**Written task**
Show all lines from the listing below that contain "this".

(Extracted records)
════════

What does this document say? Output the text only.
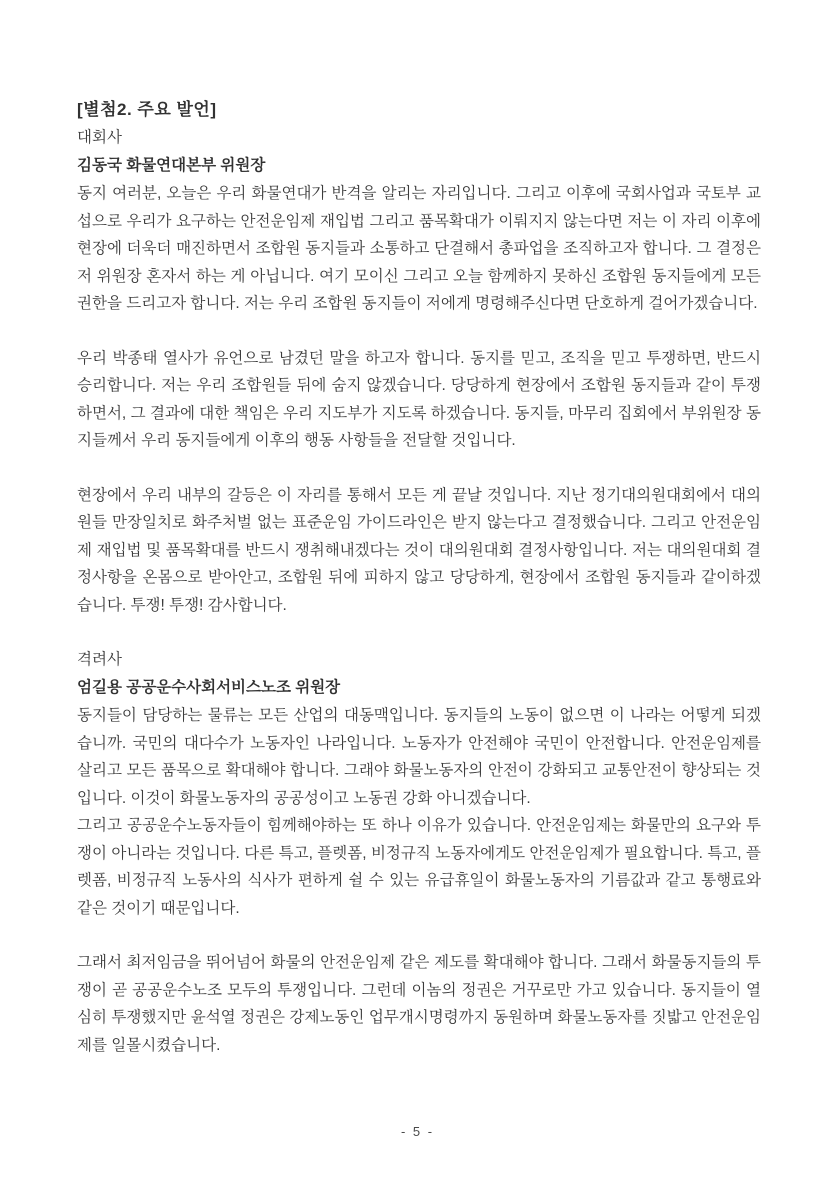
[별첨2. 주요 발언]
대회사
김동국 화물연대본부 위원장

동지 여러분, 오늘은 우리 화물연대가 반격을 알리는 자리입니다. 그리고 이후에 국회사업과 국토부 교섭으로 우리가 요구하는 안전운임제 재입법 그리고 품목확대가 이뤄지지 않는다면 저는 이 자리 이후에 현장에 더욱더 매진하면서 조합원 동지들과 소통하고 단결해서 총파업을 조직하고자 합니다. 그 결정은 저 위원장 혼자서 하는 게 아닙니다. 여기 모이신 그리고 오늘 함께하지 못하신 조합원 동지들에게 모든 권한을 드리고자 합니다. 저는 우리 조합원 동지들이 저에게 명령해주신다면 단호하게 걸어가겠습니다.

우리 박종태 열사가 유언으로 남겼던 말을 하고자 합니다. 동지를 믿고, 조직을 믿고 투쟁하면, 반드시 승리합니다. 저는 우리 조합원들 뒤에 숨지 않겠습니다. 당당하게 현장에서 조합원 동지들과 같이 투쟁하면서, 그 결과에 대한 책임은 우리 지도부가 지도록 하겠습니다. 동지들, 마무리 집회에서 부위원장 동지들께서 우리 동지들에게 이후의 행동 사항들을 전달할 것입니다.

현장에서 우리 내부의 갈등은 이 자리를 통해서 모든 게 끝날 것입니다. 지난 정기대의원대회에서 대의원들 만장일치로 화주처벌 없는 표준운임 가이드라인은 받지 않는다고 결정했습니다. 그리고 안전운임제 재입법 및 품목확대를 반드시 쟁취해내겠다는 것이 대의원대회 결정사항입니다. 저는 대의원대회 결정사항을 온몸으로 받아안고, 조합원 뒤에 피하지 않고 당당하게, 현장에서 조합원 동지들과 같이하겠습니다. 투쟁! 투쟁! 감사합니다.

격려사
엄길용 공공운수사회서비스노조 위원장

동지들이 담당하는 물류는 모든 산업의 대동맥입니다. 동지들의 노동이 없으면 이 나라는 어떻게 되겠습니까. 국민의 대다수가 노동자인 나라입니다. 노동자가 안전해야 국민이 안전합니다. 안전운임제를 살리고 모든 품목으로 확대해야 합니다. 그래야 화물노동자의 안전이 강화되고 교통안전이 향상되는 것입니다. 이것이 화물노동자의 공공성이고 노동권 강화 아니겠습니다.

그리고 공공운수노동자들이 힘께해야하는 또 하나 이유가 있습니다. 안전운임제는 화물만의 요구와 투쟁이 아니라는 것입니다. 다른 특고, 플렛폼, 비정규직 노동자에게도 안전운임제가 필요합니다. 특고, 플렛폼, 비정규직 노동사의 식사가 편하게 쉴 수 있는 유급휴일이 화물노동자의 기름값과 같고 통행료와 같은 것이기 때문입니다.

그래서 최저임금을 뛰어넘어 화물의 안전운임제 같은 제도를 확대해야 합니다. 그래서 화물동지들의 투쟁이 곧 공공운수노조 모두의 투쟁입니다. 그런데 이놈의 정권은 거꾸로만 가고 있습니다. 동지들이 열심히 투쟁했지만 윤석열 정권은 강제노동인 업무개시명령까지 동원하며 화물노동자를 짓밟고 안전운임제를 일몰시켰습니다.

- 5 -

════════

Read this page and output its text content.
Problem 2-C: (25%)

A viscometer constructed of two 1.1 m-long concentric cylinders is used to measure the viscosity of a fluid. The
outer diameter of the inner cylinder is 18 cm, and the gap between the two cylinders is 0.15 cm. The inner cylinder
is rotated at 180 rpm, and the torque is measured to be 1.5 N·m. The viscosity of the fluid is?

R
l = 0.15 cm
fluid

════════

**Reply to the exercise**
What does this document say? Output the text only.
Read this page and output its text content.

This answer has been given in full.